> Exercise material:
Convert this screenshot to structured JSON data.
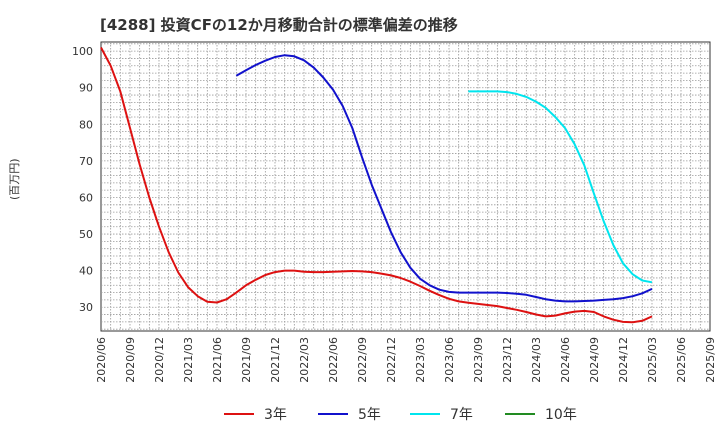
{
  "chart_data": {
    "type": "line",
    "title": "[4288]  投資CFの12か月移動合計の標準偏差の推移",
    "ylabel": "(百万円)",
    "xlabel": "",
    "ylim": [
      23.5,
      102.5
    ],
    "yticks": [
      30,
      40,
      50,
      60,
      70,
      80,
      90,
      100
    ],
    "xticks": [
      "2020/06",
      "2020/09",
      "2020/12",
      "2021/03",
      "2021/06",
      "2021/09",
      "2021/12",
      "2022/03",
      "2022/06",
      "2022/09",
      "2022/12",
      "2023/03",
      "2023/06",
      "2023/09",
      "2023/12",
      "2024/03",
      "2024/06",
      "2024/09",
      "2024/12",
      "2025/03",
      "2025/06",
      "2025/09"
    ],
    "grid": true,
    "legend_position": "bottom",
    "series": [
      {
        "name": "3年",
        "color": "#dd1111",
        "x": [
          "2020/06",
          "2020/07",
          "2020/08",
          "2020/09",
          "2020/10",
          "2020/11",
          "2020/12",
          "2021/01",
          "2021/02",
          "2021/03",
          "2021/04",
          "2021/05",
          "2021/06",
          "2021/07",
          "2021/08",
          "2021/09",
          "2021/10",
          "2021/11",
          "2021/12",
          "2022/01",
          "2022/02",
          "2022/03",
          "2022/04",
          "2022/05",
          "2022/06",
          "2022/07",
          "2022/08",
          "2022/09",
          "2022/10",
          "2022/11",
          "2022/12",
          "2023/01",
          "2023/02",
          "2023/03",
          "2023/04",
          "2023/05",
          "2023/06",
          "2023/07",
          "2023/08",
          "2023/09",
          "2023/10",
          "2023/11",
          "2023/12",
          "2024/01",
          "2024/02",
          "2024/03",
          "2024/04",
          "2024/05",
          "2024/06",
          "2024/07",
          "2024/08",
          "2024/09",
          "2024/10",
          "2024/11",
          "2024/12",
          "2025/01",
          "2025/02",
          "2025/03"
        ],
        "values": [
          101,
          96,
          89,
          79,
          69,
          60,
          52,
          45,
          39.5,
          35.5,
          33,
          31.5,
          31.3,
          32.2,
          34,
          36,
          37.5,
          38.8,
          39.6,
          40,
          40,
          39.7,
          39.6,
          39.6,
          39.7,
          39.8,
          39.9,
          39.8,
          39.6,
          39.2,
          38.7,
          38,
          37,
          35.8,
          34.5,
          33.3,
          32.3,
          31.6,
          31.2,
          30.9,
          30.6,
          30.3,
          29.8,
          29.3,
          28.7,
          28,
          27.5,
          27.7,
          28.3,
          28.8,
          29,
          28.7,
          27.5,
          26.6,
          26,
          25.9,
          26.3,
          27.5
        ]
      },
      {
        "name": "5年",
        "color": "#1111cc",
        "x": [
          "2021/08",
          "2021/09",
          "2021/10",
          "2021/11",
          "2021/12",
          "2022/01",
          "2022/02",
          "2022/03",
          "2022/04",
          "2022/05",
          "2022/06",
          "2022/07",
          "2022/08",
          "2022/09",
          "2022/10",
          "2022/11",
          "2022/12",
          "2023/01",
          "2023/02",
          "2023/03",
          "2023/04",
          "2023/05",
          "2023/06",
          "2023/07",
          "2023/08",
          "2023/09",
          "2023/10",
          "2023/11",
          "2023/12",
          "2024/01",
          "2024/02",
          "2024/03",
          "2024/04",
          "2024/05",
          "2024/06",
          "2024/07",
          "2024/08",
          "2024/09",
          "2024/10",
          "2024/11",
          "2024/12",
          "2025/01",
          "2025/02",
          "2025/03"
        ],
        "values": [
          93.3,
          94.8,
          96.2,
          97.4,
          98.4,
          98.9,
          98.6,
          97.5,
          95.5,
          92.8,
          89.5,
          85,
          79,
          71,
          63.5,
          57,
          50.5,
          45,
          40.8,
          37.8,
          36,
          34.8,
          34.2,
          34,
          34,
          34,
          34,
          34,
          33.9,
          33.7,
          33.4,
          32.8,
          32.2,
          31.8,
          31.6,
          31.6,
          31.7,
          31.8,
          32,
          32.2,
          32.5,
          33,
          33.8,
          35
        ]
      },
      {
        "name": "7年",
        "color": "#00e5ee",
        "x": [
          "2023/08",
          "2023/09",
          "2023/10",
          "2023/11",
          "2023/12",
          "2024/01",
          "2024/02",
          "2024/03",
          "2024/04",
          "2024/05",
          "2024/06",
          "2024/07",
          "2024/08",
          "2024/09",
          "2024/10",
          "2024/11",
          "2024/12",
          "2025/01",
          "2025/02",
          "2025/03"
        ],
        "values": [
          89,
          89,
          89,
          89,
          88.8,
          88.3,
          87.5,
          86.2,
          84.5,
          82,
          79,
          74.5,
          68.8,
          61,
          53.5,
          47,
          42,
          39,
          37.3,
          36.8
        ]
      },
      {
        "name": "10年",
        "color": "#228b22",
        "x": [],
        "values": []
      }
    ]
  }
}
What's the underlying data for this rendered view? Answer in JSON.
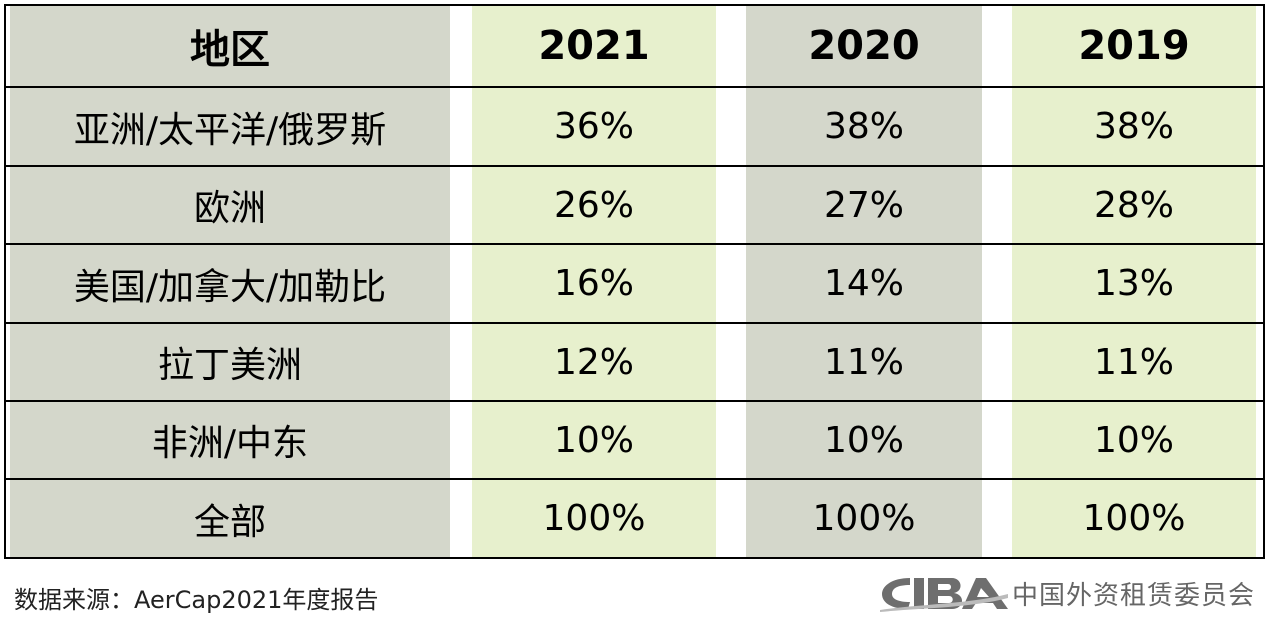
{
  "table": {
    "headers": [
      "地区",
      "2021",
      "2020",
      "2019"
    ],
    "rows": [
      [
        "亚洲/太平洋/俄罗斯",
        "36%",
        "38%",
        "38%"
      ],
      [
        "欧洲",
        "26%",
        "27%",
        "28%"
      ],
      [
        "美国/加拿大/加勒比",
        "16%",
        "14%",
        "13%"
      ],
      [
        "拉丁美洲",
        "12%",
        "11%",
        "11%"
      ],
      [
        "非洲/中东",
        "10%",
        "10%",
        "10%"
      ],
      [
        "全部",
        "100%",
        "100%",
        "100%"
      ]
    ]
  },
  "chart_data": {
    "type": "table",
    "columns": [
      "地区",
      "2021",
      "2020",
      "2019"
    ],
    "rows": [
      {
        "region": "亚洲/太平洋/俄罗斯",
        "2021": 36,
        "2020": 38,
        "2019": 38
      },
      {
        "region": "欧洲",
        "2021": 26,
        "2020": 27,
        "2019": 28
      },
      {
        "region": "美国/加拿大/加勒比",
        "2021": 16,
        "2020": 14,
        "2019": 13
      },
      {
        "region": "拉丁美洲",
        "2021": 12,
        "2020": 11,
        "2019": 11
      },
      {
        "region": "非洲/中东",
        "2021": 10,
        "2020": 10,
        "2019": 10
      },
      {
        "region": "全部",
        "2021": 100,
        "2020": 100,
        "2019": 100
      }
    ]
  },
  "footer": {
    "source": "数据来源：AerCap2021年度报告",
    "logo_mark": "CIBA",
    "logo_text": "中国外资租赁委员会"
  },
  "colors": {
    "gray_column": "#d4d7cb",
    "green_column": "#e7f0cd",
    "logo": "#6e6e6e"
  }
}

> Aim of the task:
From the data above, write out everything exactly except the pictures.

> Result of this exercise:
Convert this screenshot to structured JSON data.
{
  "chart_data": {
    "type": "line",
    "title": "[4288]  投資CFの12か月移動合計の標準偏差の推移",
    "ylabel": "(百万円)",
    "xlabel": "",
    "ylim": [
      23.5,
      102.5
    ],
    "yticks": [
      30,
      40,
      50,
      60,
      70,
      80,
      90,
      100
    ],
    "xticks": [
      "2020/06",
      "2020/09",
      "2020/12",
      "2021/03",
      "2021/06",
      "2021/09",
      "2021/12",
      "2022/03",
      "2022/06",
      "2022/09",
      "2022/12",
      "2023/03",
      "2023/06",
      "2023/09",
      "2023/12",
      "2024/03",
      "2024/06",
      "2024/09",
      "2024/12",
      "2025/03",
      "2025/06",
      "2025/09"
    ],
    "grid": true,
    "legend_position": "bottom",
    "series": [
      {
        "name": "3年",
        "color": "#dd1111",
        "x": [
          "2020/06",
          "2020/07",
          "2020/08",
          "2020/09",
          "2020/10",
          "2020/11",
          "2020/12",
          "2021/01",
          "2021/02",
          "2021/03",
          "2021/04",
          "2021/05",
          "2021/06",
          "2021/07",
          "2021/08",
          "2021/09",
          "2021/10",
          "2021/11",
          "2021/12",
          "2022/01",
          "2022/02",
          "2022/03",
          "2022/04",
          "2022/05",
          "2022/06",
          "2022/07",
          "2022/08",
          "2022/09",
          "2022/10",
          "2022/11",
          "2022/12",
          "2023/01",
          "2023/02",
          "2023/03",
          "2023/04",
          "2023/05",
          "2023/06",
          "2023/07",
          "2023/08",
          "2023/09",
          "2023/10",
          "2023/11",
          "2023/12",
          "2024/01",
          "2024/02",
          "2024/03",
          "2024/04",
          "2024/05",
          "2024/06",
          "2024/07",
          "2024/08",
          "2024/09",
          "2024/10",
          "2024/11",
          "2024/12",
          "2025/01",
          "2025/02",
          "2025/03"
        ],
        "values": [
          101,
          96,
          89,
          79,
          69,
          60,
          52,
          45,
          39.5,
          35.5,
          33,
          31.5,
          31.3,
          32.2,
          34,
          36,
          37.5,
          38.8,
          39.6,
          40,
          40,
          39.7,
          39.6,
          39.6,
          39.7,
          39.8,
          39.9,
          39.8,
          39.6,
          39.2,
          38.7,
          38,
          37,
          35.8,
          34.5,
          33.3,
          32.3,
          31.6,
          31.2,
          30.9,
          30.6,
          30.3,
          29.8,
          29.3,
          28.7,
          28,
          27.5,
          27.7,
          28.3,
          28.8,
          29,
          28.7,
          27.5,
          26.6,
          26,
          25.9,
          26.3,
          27.5
        ]
      },
      {
        "name": "5年",
        "color": "#1111cc",
        "x": [
          "2021/08",
          "2021/09",
          "2021/10",
          "2021/11",
          "2021/12",
          "2022/01",
          "2022/02",
          "2022/03",
          "2022/04",
          "2022/05",
          "2022/06",
          "2022/07",
          "2022/08",
          "2022/09",
          "2022/10",
          "2022/11",
          "2022/12",
          "2023/01",
          "2023/02",
          "2023/03",
          "2023/04",
          "2023/05",
          "2023/06",
          "2023/07",
          "2023/08",
          "2023/09",
          "2023/10",
          "2023/11",
          "2023/12",
          "2024/01",
          "2024/02",
          "2024/03",
          "2024/04",
          "2024/05",
          "2024/06",
          "2024/07",
          "2024/08",
          "2024/09",
          "2024/10",
          "2024/11",
          "2024/12",
          "2025/01",
          "2025/02",
          "2025/03"
        ],
        "values": [
          93.3,
          94.8,
          96.2,
          97.4,
          98.4,
          98.9,
          98.6,
          97.5,
          95.5,
          92.8,
          89.5,
          85,
          79,
          71,
          63.5,
          57,
          50.5,
          45,
          40.8,
          37.8,
          36,
          34.8,
          34.2,
          34,
          34,
          34,
          34,
          34,
          33.9,
          33.7,
          33.4,
          32.8,
          32.2,
          31.8,
          31.6,
          31.6,
          31.7,
          31.8,
          32,
          32.2,
          32.5,
          33,
          33.8,
          35
        ]
      },
      {
        "name": "7年",
        "color": "#00e5ee",
        "x": [
          "2023/08",
          "2023/09",
          "2023/10",
          "2023/11",
          "2023/12",
          "2024/01",
          "2024/02",
          "2024/03",
          "2024/04",
          "2024/05",
          "2024/06",
          "2024/07",
          "2024/08",
          "2024/09",
          "2024/10",
          "2024/11",
          "2024/12",
          "2025/01",
          "2025/02",
          "2025/03"
        ],
        "values": [
          89,
          89,
          89,
          89,
          88.8,
          88.3,
          87.5,
          86.2,
          84.5,
          82,
          79,
          74.5,
          68.8,
          61,
          53.5,
          47,
          42,
          39,
          37.3,
          36.8
        ]
      },
      {
        "name": "10年",
        "color": "#228b22",
        "x": [],
        "values": []
      }
    ]
  }
}
What's the underlying data for this rendered view? Answer in JSON.
{
  "table": {
    "headers": [
      "地区",
      "2021",
      "2020",
      "2019"
    ],
    "rows": [
      [
        "亚洲/太平洋/俄罗斯",
        "36%",
        "38%",
        "38%"
      ],
      [
        "欧洲",
        "26%",
        "27%",
        "28%"
      ],
      [
        "美国/加拿大/加勒比",
        "16%",
        "14%",
        "13%"
      ],
      [
        "拉丁美洲",
        "12%",
        "11%",
        "11%"
      ],
      [
        "非洲/中东",
        "10%",
        "10%",
        "10%"
      ],
      [
        "全部",
        "100%",
        "100%",
        "100%"
      ]
    ]
  },
  "chart_data": {
    "type": "table",
    "columns": [
      "地区",
      "2021",
      "2020",
      "2019"
    ],
    "rows": [
      {
        "region": "亚洲/太平洋/俄罗斯",
        "2021": 36,
        "2020": 38,
        "2019": 38
      },
      {
        "region": "欧洲",
        "2021": 26,
        "2020": 27,
        "2019": 28
      },
      {
        "region": "美国/加拿大/加勒比",
        "2021": 16,
        "2020": 14,
        "2019": 13
      },
      {
        "region": "拉丁美洲",
        "2021": 12,
        "2020": 11,
        "2019": 11
      },
      {
        "region": "非洲/中东",
        "2021": 10,
        "2020": 10,
        "2019": 10
      },
      {
        "region": "全部",
        "2021": 100,
        "2020": 100,
        "2019": 100
      }
    ]
  },
  "footer": {
    "source": "数据来源：AerCap2021年度报告",
    "logo_mark": "CIBA",
    "logo_text": "中国外资租赁委员会"
  },
  "colors": {
    "gray_column": "#d4d7cb",
    "green_column": "#e7f0cd",
    "logo": "#6e6e6e"
  }
}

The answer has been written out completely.